**AIM**
Check the listing below for lines with the word "horseshoe" and say how many there are, with nothing but the number.

[Stored data]

--- begin ---

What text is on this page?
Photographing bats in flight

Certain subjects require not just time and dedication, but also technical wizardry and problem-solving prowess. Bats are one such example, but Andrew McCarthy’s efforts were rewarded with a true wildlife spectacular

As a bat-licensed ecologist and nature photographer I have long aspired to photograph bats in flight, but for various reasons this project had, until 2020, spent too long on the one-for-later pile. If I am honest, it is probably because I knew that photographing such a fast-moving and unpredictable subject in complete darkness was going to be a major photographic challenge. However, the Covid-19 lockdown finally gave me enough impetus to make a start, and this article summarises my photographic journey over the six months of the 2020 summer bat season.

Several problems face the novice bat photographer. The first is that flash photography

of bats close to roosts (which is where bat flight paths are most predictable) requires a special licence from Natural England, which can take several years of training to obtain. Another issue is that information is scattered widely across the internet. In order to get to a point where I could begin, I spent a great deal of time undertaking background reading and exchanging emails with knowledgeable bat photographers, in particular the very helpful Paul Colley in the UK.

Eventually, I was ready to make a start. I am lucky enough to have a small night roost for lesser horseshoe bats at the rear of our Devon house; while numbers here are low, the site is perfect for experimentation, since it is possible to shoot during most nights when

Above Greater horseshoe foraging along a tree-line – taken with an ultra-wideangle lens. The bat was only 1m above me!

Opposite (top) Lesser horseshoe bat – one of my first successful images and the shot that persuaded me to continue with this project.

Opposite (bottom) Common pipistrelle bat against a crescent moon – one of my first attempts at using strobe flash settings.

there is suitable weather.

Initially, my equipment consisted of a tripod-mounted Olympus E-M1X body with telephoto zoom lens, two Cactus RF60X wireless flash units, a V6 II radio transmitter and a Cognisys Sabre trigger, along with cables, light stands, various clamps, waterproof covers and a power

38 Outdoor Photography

--- end ---
--- begin ---

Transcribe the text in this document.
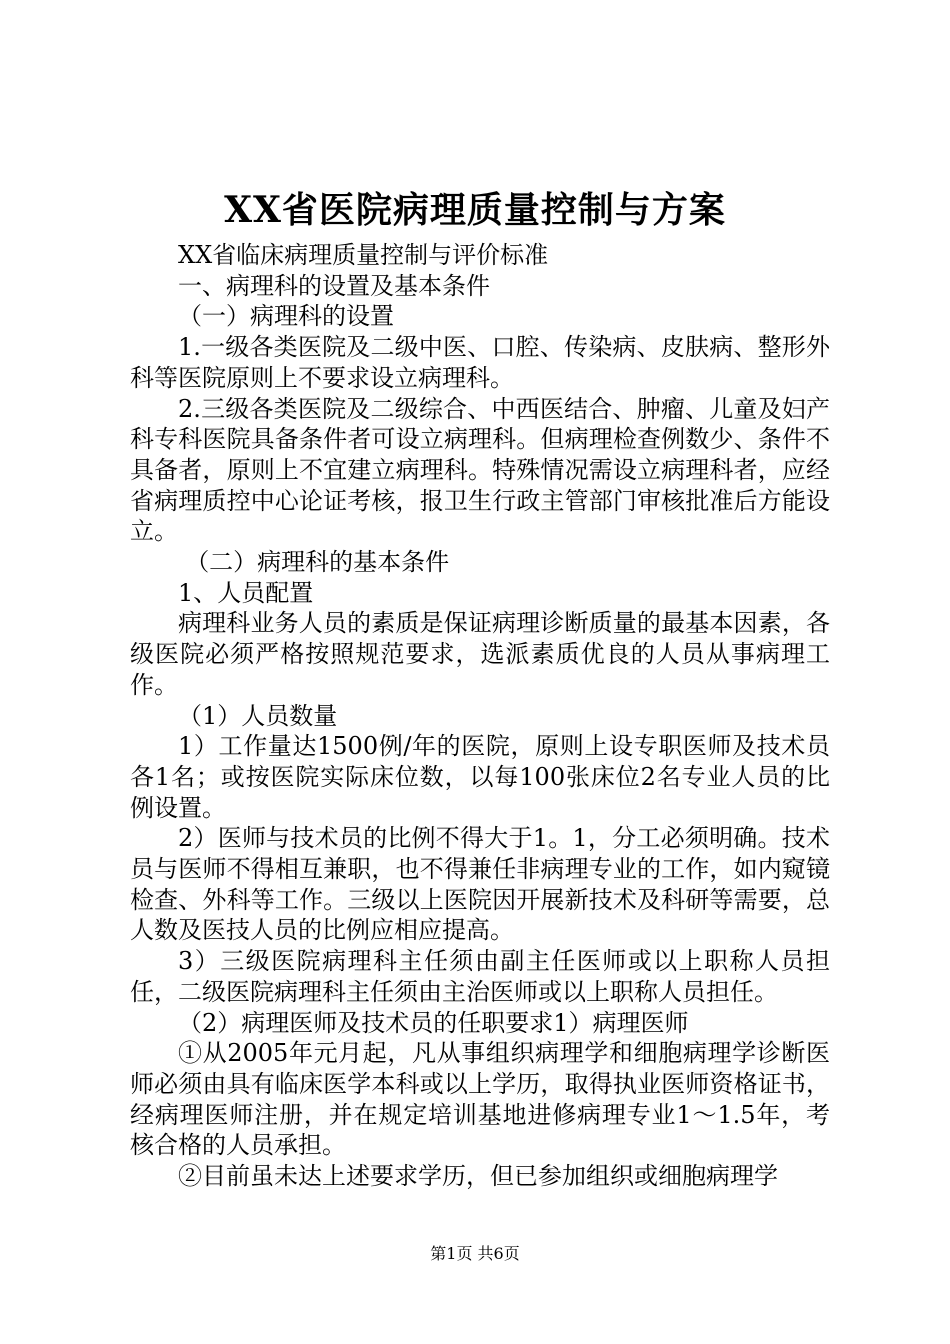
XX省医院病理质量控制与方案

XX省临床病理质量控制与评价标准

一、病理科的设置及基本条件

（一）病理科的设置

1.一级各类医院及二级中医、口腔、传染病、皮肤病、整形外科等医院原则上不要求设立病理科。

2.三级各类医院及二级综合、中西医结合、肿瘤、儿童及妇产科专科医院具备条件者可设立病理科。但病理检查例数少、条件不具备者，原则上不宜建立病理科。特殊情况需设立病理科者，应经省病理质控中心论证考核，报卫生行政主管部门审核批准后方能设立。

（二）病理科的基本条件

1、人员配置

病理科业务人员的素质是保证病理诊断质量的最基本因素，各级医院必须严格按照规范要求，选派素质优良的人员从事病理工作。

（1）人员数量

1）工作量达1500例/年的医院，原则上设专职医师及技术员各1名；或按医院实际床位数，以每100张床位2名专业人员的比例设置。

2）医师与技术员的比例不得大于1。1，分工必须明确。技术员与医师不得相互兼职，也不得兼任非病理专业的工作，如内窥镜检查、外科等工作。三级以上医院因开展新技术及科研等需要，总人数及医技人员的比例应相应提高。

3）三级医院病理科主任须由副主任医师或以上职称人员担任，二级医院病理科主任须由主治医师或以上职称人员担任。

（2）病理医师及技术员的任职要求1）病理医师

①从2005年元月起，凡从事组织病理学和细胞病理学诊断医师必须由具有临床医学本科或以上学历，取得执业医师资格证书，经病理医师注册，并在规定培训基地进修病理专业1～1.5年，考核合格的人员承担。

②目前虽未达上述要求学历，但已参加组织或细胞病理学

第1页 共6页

--- end ---

**RESPONSE TO THIS TASK**
3